** begin DATA ROWS **

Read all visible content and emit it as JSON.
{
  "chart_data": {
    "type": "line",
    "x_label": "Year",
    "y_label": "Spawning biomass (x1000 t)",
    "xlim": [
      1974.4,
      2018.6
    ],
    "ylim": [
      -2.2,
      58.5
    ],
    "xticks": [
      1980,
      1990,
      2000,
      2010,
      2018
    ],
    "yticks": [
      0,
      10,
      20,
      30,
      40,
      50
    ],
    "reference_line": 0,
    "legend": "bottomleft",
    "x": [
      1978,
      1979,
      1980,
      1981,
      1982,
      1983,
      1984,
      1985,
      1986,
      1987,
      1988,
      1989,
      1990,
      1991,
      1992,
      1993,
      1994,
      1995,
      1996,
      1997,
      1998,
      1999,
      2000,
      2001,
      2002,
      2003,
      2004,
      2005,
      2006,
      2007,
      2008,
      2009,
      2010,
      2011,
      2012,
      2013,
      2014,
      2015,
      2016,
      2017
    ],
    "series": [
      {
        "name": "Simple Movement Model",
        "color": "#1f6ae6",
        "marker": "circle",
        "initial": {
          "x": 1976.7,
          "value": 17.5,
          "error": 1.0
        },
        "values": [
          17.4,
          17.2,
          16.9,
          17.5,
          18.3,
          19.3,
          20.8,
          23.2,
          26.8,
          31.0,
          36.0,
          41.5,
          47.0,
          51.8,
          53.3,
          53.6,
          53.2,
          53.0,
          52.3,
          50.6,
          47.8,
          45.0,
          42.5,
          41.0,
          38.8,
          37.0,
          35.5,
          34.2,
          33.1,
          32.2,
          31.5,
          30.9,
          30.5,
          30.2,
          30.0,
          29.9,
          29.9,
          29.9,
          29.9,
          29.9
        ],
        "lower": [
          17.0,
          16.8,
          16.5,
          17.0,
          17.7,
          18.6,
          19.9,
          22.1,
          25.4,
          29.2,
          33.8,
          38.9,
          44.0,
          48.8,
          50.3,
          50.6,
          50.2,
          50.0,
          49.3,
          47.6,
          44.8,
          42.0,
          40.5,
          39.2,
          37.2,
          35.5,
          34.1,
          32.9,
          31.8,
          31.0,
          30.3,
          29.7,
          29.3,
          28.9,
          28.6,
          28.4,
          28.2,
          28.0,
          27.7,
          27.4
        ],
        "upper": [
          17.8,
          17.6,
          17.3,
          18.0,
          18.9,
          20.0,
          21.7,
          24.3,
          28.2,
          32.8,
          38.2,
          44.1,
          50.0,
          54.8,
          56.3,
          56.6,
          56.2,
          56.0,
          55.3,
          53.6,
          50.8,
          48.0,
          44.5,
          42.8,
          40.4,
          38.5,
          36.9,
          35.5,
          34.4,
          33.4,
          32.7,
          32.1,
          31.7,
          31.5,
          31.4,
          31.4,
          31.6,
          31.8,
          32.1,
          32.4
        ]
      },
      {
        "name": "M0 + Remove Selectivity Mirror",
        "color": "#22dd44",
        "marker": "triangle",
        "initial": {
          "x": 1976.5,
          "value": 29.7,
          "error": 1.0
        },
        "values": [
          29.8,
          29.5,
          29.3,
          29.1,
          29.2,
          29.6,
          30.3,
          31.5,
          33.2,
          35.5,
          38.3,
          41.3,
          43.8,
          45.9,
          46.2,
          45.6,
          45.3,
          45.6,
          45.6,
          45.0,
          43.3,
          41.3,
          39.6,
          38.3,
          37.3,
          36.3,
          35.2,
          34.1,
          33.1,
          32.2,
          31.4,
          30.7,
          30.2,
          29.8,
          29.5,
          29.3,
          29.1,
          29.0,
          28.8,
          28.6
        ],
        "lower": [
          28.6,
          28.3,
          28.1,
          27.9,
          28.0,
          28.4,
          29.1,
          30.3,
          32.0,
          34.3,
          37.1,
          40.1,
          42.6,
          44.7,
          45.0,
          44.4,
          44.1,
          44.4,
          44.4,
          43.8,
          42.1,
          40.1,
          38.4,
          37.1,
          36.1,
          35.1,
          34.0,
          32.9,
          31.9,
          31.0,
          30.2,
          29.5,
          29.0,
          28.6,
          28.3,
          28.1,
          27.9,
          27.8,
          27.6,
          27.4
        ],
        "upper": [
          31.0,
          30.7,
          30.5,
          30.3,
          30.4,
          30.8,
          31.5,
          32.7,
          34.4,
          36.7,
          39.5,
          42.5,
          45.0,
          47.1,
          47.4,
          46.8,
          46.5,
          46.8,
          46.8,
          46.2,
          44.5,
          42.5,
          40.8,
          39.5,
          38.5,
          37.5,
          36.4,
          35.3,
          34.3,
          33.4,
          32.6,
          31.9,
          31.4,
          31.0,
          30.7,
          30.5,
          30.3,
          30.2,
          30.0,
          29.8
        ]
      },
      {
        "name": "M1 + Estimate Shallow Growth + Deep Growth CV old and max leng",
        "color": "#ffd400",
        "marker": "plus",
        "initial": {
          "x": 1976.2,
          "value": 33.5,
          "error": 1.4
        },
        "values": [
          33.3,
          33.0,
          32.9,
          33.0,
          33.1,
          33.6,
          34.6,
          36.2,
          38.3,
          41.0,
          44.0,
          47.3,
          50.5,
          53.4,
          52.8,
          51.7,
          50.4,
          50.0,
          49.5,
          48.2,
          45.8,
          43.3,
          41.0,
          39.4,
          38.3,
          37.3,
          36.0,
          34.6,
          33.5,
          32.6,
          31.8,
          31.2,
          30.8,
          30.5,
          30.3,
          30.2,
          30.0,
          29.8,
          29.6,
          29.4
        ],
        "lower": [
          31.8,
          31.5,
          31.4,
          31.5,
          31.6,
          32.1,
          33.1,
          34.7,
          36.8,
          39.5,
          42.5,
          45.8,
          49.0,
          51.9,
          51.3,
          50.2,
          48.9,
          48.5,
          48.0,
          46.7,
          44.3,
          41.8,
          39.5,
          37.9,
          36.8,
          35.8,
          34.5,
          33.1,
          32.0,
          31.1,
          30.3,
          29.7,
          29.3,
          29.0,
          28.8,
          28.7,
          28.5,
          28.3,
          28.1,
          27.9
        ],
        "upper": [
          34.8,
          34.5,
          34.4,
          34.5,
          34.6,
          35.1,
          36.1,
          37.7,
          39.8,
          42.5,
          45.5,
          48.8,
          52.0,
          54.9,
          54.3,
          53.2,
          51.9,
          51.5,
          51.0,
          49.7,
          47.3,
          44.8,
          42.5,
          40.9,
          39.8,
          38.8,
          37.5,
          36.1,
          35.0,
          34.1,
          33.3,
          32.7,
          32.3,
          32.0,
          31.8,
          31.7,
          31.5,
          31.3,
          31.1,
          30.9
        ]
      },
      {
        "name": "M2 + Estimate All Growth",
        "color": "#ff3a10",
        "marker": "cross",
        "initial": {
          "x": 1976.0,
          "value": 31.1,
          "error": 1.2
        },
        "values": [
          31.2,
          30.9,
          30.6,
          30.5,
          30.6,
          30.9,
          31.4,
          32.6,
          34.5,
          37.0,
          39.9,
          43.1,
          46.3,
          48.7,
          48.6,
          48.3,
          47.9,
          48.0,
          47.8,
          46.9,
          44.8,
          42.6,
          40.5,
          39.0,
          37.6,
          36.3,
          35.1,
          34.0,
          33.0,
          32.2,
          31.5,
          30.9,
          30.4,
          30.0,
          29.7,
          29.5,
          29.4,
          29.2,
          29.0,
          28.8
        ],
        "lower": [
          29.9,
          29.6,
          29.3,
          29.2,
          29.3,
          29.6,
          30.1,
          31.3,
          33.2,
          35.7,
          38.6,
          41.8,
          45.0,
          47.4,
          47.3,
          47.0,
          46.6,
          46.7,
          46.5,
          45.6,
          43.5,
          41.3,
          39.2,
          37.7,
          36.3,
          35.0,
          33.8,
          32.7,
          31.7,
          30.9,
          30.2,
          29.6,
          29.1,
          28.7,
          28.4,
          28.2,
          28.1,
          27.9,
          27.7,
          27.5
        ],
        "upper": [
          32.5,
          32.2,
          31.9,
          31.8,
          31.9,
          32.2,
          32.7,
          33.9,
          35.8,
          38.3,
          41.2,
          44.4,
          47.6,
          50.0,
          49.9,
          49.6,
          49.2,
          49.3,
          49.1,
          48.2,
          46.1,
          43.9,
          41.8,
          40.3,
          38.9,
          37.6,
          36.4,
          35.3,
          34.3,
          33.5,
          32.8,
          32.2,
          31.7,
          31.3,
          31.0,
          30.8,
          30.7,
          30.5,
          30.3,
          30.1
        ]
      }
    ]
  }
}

** end DATA ROWS **

> WHAT TO WORK ON: Return only the number of lines in the entries that contain the string "Estimate".

> THE ANSWER: 2